- _GOAL_
Copy every one of the lines below word for word, changing nothing.

☆ ☆ ☆ ☆ ☆

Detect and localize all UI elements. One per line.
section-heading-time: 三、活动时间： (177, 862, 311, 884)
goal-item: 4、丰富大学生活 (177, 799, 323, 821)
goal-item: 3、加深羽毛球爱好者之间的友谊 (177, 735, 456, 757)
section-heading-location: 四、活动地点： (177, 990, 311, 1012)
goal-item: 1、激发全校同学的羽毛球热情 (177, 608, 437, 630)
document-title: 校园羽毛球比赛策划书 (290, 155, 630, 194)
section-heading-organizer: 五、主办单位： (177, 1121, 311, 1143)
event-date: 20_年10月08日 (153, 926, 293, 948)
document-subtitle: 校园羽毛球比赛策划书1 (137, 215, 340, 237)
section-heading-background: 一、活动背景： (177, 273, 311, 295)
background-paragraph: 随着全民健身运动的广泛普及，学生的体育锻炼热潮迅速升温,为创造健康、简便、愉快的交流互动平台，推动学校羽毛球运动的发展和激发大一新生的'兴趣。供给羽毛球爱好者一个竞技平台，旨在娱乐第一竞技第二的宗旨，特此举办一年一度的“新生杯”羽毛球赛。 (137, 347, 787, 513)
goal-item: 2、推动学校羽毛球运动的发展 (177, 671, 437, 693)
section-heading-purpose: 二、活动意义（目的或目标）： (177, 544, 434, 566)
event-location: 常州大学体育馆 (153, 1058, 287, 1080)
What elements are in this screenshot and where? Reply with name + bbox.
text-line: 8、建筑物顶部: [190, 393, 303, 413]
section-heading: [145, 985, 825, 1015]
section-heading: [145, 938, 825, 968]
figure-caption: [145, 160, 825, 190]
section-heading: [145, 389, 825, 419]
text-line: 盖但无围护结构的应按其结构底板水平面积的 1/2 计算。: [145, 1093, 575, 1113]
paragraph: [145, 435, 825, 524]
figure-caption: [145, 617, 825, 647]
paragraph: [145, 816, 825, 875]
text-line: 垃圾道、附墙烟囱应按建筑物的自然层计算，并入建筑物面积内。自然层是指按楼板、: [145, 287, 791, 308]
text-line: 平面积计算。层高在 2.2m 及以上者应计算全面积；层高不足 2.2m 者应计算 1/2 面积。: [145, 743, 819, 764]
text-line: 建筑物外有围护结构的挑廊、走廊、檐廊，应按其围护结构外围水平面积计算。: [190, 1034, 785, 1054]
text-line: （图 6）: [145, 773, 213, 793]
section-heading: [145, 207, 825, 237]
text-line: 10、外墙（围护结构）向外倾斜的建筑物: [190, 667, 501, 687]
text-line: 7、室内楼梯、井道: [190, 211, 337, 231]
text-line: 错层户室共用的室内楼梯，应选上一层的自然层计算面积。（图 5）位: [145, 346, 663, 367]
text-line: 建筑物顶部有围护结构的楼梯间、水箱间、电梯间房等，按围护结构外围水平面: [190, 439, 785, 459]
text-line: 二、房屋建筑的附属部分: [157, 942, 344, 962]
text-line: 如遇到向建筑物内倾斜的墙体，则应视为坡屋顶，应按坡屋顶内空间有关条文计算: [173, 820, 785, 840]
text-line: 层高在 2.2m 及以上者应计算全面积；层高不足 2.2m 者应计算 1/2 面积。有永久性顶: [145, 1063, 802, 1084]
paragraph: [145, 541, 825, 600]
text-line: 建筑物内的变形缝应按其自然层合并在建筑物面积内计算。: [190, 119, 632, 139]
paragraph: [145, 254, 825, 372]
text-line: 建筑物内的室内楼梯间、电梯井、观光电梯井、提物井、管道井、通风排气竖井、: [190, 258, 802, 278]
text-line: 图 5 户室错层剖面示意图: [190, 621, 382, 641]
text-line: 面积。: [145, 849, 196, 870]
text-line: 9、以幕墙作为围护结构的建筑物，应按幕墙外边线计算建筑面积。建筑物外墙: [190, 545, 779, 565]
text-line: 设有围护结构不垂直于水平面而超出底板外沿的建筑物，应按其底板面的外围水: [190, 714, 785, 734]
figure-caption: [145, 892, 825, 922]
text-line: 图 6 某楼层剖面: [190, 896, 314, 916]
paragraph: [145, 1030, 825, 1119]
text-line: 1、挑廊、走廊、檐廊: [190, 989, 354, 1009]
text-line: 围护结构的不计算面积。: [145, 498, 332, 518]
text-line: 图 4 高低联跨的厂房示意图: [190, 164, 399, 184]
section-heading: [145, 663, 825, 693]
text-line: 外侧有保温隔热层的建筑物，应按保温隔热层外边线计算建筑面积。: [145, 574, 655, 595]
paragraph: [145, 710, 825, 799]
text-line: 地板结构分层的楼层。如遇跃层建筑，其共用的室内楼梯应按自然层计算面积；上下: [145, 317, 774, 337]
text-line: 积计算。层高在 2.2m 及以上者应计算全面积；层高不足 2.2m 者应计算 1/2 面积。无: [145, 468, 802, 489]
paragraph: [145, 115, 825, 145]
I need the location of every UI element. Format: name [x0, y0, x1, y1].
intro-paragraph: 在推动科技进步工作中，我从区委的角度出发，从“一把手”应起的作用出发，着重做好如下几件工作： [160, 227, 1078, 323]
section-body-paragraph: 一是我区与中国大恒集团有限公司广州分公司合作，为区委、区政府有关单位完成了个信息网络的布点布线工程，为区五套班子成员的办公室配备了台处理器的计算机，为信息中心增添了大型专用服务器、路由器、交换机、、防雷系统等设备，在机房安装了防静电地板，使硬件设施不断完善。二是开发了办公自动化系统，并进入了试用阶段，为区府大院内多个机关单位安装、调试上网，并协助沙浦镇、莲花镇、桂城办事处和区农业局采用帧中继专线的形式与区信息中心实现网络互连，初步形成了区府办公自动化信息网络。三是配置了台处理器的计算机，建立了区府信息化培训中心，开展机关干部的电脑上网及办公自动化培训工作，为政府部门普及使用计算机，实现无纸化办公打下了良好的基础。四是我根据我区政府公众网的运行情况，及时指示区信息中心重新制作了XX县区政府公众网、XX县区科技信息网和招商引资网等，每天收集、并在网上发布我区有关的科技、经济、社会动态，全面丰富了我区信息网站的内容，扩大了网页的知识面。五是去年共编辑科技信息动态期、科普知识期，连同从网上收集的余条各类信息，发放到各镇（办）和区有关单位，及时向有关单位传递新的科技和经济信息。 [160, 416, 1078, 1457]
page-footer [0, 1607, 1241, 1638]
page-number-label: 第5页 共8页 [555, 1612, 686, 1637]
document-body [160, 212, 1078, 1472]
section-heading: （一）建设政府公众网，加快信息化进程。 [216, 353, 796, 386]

☆ ☆ ☆ ☆ ☆

- _RESPONSE TO THIS EXERCISE_
Detect and localize all UI elements. One per line.
section-heading-time: 三、活动时间： (177, 862, 311, 884)
goal-item: 4、丰富大学生活 (177, 799, 323, 821)
goal-item: 3、加深羽毛球爱好者之间的友谊 (177, 735, 456, 757)
section-heading-location: 四、活动地点： (177, 990, 311, 1012)
goal-item: 1、激发全校同学的羽毛球热情 (177, 608, 437, 630)
document-title: 校园羽毛球比赛策划书 (290, 155, 630, 194)
section-heading-organizer: 五、主办单位： (177, 1121, 311, 1143)
event-date: 20_年10月08日 (153, 926, 293, 948)
document-subtitle: 校园羽毛球比赛策划书1 (137, 215, 340, 237)
section-heading-background: 一、活动背景： (177, 273, 311, 295)
background-paragraph: 随着全民健身运动的广泛普及，学生的体育锻炼热潮迅速升温,为创造健康、简便、愉快的交流互动平台，推动学校羽毛球运动的发展和激发大一新生的'兴趣。供给羽毛球爱好者一个竞技平台，旨在娱乐第一竞技第二的宗旨，特此举办一年一度的“新生杯”羽毛球赛。 (137, 347, 787, 513)
goal-item: 2、推动学校羽毛球运动的发展 (177, 671, 437, 693)
section-heading-purpose: 二、活动意义（目的或目标）： (177, 544, 434, 566)
event-location: 常州大学体育馆 (153, 1058, 287, 1080)
What elements are in this screenshot and where? Reply with name + bbox.
text-line: 8、建筑物顶部: [190, 393, 303, 413]
section-heading: [145, 985, 825, 1015]
section-heading: [145, 938, 825, 968]
figure-caption: [145, 160, 825, 190]
section-heading: [145, 389, 825, 419]
text-line: 盖但无围护结构的应按其结构底板水平面积的 1/2 计算。: [145, 1093, 575, 1113]
paragraph: [145, 435, 825, 524]
figure-caption: [145, 617, 825, 647]
paragraph: [145, 816, 825, 875]
text-line: 垃圾道、附墙烟囱应按建筑物的自然层计算，并入建筑物面积内。自然层是指按楼板、: [145, 287, 791, 308]
text-line: 平面积计算。层高在 2.2m 及以上者应计算全面积；层高不足 2.2m 者应计算 1/2 面积。: [145, 743, 819, 764]
text-line: 建筑物外有围护结构的挑廊、走廊、檐廊，应按其围护结构外围水平面积计算。: [190, 1034, 785, 1054]
text-line: （图 6）: [145, 773, 213, 793]
section-heading: [145, 207, 825, 237]
text-line: 10、外墙（围护结构）向外倾斜的建筑物: [190, 667, 501, 687]
text-line: 7、室内楼梯、井道: [190, 211, 337, 231]
text-line: 错层户室共用的室内楼梯，应选上一层的自然层计算面积。（图 5）位: [145, 346, 663, 367]
text-line: 建筑物顶部有围护结构的楼梯间、水箱间、电梯间房等，按围护结构外围水平面: [190, 439, 785, 459]
text-line: 二、房屋建筑的附属部分: [157, 942, 344, 962]
text-line: 如遇到向建筑物内倾斜的墙体，则应视为坡屋顶，应按坡屋顶内空间有关条文计算: [173, 820, 785, 840]
text-line: 层高在 2.2m 及以上者应计算全面积；层高不足 2.2m 者应计算 1/2 面积。有永久性顶: [145, 1063, 802, 1084]
paragraph: [145, 541, 825, 600]
text-line: 建筑物内的变形缝应按其自然层合并在建筑物面积内计算。: [190, 119, 632, 139]
paragraph: [145, 254, 825, 372]
text-line: 建筑物内的室内楼梯间、电梯井、观光电梯井、提物井、管道井、通风排气竖井、: [190, 258, 802, 278]
text-line: 图 5 户室错层剖面示意图: [190, 621, 382, 641]
text-line: 面积。: [145, 849, 196, 870]
text-line: 9、以幕墙作为围护结构的建筑物，应按幕墙外边线计算建筑面积。建筑物外墙: [190, 545, 779, 565]
text-line: 设有围护结构不垂直于水平面而超出底板外沿的建筑物，应按其底板面的外围水: [190, 714, 785, 734]
figure-caption: [145, 892, 825, 922]
text-line: 图 6 某楼层剖面: [190, 896, 314, 916]
paragraph: [145, 1030, 825, 1119]
text-line: 1、挑廊、走廊、檐廊: [190, 989, 354, 1009]
text-line: 围护结构的不计算面积。: [145, 498, 332, 518]
text-line: 图 4 高低联跨的厂房示意图: [190, 164, 399, 184]
section-heading: [145, 663, 825, 693]
text-line: 外侧有保温隔热层的建筑物，应按保温隔热层外边线计算建筑面积。: [145, 574, 655, 595]
paragraph: [145, 710, 825, 799]
text-line: 地板结构分层的楼层。如遇跃层建筑，其共用的室内楼梯应按自然层计算面积；上下: [145, 317, 774, 337]
text-line: 积计算。层高在 2.2m 及以上者应计算全面积；层高不足 2.2m 者应计算 1/2 面积。无: [145, 468, 802, 489]
paragraph: [145, 115, 825, 145]
I need the location of every UI element. Format: name [x0, y0, x1, y1].
intro-paragraph: 在推动科技进步工作中，我从区委的角度出发，从“一把手”应起的作用出发，着重做好如下几件工作： [160, 227, 1078, 323]
section-body-paragraph: 一是我区与中国大恒集团有限公司广州分公司合作，为区委、区政府有关单位完成了个信息网络的布点布线工程，为区五套班子成员的办公室配备了台处理器的计算机，为信息中心增添了大型专用服务器、路由器、交换机、、防雷系统等设备，在机房安装了防静电地板，使硬件设施不断完善。二是开发了办公自动化系统，并进入了试用阶段，为区府大院内多个机关单位安装、调试上网，并协助沙浦镇、莲花镇、桂城办事处和区农业局采用帧中继专线的形式与区信息中心实现网络互连，初步形成了区府办公自动化信息网络。三是配置了台处理器的计算机，建立了区府信息化培训中心，开展机关干部的电脑上网及办公自动化培训工作，为政府部门普及使用计算机，实现无纸化办公打下了良好的基础。四是我根据我区政府公众网的运行情况，及时指示区信息中心重新制作了XX县区政府公众网、XX县区科技信息网和招商引资网等，每天收集、并在网上发布我区有关的科技、经济、社会动态，全面丰富了我区信息网站的内容，扩大了网页的知识面。五是去年共编辑科技信息动态期、科普知识期，连同从网上收集的余条各类信息，发放到各镇（办）和区有关单位，及时向有关单位传递新的科技和经济信息。 [160, 416, 1078, 1457]
page-footer [0, 1607, 1241, 1638]
page-number-label: 第5页 共8页 [555, 1612, 686, 1637]
document-body [160, 212, 1078, 1472]
section-heading: （一）建设政府公众网，加快信息化进程。 [216, 353, 796, 386]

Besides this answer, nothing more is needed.